== Work instructions ==
Copy out all lines where "JSON" appears.

== Material for the task ==
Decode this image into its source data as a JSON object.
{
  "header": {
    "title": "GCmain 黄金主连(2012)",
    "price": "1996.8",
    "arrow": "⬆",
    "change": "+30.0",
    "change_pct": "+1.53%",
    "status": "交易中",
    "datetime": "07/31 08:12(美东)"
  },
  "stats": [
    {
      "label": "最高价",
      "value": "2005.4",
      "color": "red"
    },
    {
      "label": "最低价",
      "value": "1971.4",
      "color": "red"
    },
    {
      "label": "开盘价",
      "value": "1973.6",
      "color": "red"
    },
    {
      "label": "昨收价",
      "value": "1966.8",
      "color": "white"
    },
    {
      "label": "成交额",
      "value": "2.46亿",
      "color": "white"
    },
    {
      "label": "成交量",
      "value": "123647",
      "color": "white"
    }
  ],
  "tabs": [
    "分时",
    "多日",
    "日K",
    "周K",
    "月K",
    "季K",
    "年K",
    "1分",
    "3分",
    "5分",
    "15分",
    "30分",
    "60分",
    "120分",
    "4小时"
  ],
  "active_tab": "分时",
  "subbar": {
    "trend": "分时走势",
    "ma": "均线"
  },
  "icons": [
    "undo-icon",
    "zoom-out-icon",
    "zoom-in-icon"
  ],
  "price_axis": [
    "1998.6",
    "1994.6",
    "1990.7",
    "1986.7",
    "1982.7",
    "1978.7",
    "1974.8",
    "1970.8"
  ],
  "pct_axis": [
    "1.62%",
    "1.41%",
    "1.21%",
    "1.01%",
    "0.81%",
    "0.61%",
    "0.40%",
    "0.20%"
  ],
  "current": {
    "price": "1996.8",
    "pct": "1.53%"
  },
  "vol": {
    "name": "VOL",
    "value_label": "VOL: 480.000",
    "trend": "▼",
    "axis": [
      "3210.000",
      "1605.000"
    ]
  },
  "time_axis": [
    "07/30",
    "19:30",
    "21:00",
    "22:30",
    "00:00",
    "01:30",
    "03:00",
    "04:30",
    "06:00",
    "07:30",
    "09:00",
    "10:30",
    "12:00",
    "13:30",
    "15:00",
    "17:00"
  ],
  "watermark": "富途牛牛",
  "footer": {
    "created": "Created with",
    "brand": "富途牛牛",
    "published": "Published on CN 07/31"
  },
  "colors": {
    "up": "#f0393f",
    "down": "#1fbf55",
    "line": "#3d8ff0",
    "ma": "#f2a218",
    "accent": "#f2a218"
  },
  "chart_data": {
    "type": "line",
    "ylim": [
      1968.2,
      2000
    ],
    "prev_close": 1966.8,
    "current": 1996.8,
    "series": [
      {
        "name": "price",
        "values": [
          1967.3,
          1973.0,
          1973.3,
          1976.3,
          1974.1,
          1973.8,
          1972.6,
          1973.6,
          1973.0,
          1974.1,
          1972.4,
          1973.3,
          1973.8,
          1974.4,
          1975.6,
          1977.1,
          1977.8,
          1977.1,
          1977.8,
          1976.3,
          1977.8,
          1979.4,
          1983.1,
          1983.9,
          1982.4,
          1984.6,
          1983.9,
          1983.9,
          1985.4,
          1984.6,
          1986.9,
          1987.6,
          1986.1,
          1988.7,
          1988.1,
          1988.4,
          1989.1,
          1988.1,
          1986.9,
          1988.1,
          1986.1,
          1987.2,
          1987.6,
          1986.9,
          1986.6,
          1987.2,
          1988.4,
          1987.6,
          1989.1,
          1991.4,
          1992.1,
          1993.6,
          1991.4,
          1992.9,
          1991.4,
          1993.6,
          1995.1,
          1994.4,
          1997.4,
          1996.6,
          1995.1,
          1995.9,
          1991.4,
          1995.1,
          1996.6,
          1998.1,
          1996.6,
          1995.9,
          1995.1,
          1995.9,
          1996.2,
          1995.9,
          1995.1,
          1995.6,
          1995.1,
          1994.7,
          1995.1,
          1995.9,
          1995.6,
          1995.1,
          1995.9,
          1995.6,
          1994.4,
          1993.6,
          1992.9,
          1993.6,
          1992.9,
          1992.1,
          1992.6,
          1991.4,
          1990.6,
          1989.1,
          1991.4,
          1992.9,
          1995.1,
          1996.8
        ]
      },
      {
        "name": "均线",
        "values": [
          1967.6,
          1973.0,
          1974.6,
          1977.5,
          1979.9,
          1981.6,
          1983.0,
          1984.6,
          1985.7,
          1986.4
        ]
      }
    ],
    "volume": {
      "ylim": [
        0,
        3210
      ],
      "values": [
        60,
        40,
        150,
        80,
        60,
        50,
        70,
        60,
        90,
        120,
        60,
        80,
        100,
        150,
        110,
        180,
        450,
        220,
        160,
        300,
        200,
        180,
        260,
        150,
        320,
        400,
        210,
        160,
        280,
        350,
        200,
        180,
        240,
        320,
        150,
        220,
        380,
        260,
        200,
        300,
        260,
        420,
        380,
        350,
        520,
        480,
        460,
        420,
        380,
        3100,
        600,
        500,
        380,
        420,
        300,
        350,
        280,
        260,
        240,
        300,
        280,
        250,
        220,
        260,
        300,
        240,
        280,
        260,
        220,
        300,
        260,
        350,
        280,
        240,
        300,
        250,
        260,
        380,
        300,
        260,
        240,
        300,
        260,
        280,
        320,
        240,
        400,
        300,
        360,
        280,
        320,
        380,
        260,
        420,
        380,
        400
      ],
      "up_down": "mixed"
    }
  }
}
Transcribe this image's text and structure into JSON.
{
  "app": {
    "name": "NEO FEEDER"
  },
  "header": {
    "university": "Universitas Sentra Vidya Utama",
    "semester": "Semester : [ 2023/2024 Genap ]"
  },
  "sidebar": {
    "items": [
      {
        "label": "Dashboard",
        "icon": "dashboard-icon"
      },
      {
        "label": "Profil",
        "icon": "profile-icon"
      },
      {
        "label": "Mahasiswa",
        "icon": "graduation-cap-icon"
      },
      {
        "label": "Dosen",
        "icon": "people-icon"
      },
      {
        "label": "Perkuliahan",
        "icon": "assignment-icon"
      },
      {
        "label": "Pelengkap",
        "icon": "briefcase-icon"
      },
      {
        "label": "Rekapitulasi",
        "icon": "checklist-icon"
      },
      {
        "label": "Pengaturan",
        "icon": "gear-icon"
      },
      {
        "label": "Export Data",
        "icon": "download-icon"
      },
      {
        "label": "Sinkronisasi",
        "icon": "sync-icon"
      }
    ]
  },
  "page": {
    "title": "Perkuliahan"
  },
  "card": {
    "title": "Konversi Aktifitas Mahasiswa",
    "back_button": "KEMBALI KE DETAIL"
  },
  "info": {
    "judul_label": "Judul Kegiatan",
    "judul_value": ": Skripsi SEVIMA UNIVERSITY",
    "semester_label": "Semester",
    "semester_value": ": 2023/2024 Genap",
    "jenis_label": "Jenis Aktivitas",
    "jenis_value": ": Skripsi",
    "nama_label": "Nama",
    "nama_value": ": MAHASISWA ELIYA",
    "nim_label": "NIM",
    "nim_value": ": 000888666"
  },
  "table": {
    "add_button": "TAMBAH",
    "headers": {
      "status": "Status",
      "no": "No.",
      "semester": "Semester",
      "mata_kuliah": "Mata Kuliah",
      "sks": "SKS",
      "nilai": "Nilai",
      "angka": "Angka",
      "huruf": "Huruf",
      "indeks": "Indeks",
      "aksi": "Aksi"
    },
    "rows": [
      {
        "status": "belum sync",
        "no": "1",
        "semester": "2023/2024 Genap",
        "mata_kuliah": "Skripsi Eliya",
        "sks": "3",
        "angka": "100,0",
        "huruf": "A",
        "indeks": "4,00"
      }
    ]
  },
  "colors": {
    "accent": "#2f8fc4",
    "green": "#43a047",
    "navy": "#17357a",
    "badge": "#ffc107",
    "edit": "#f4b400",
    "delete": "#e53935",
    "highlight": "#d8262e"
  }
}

== The output ==
Decode this image into its source data as a JSON object.
Transcribe this image's text and structure into JSON.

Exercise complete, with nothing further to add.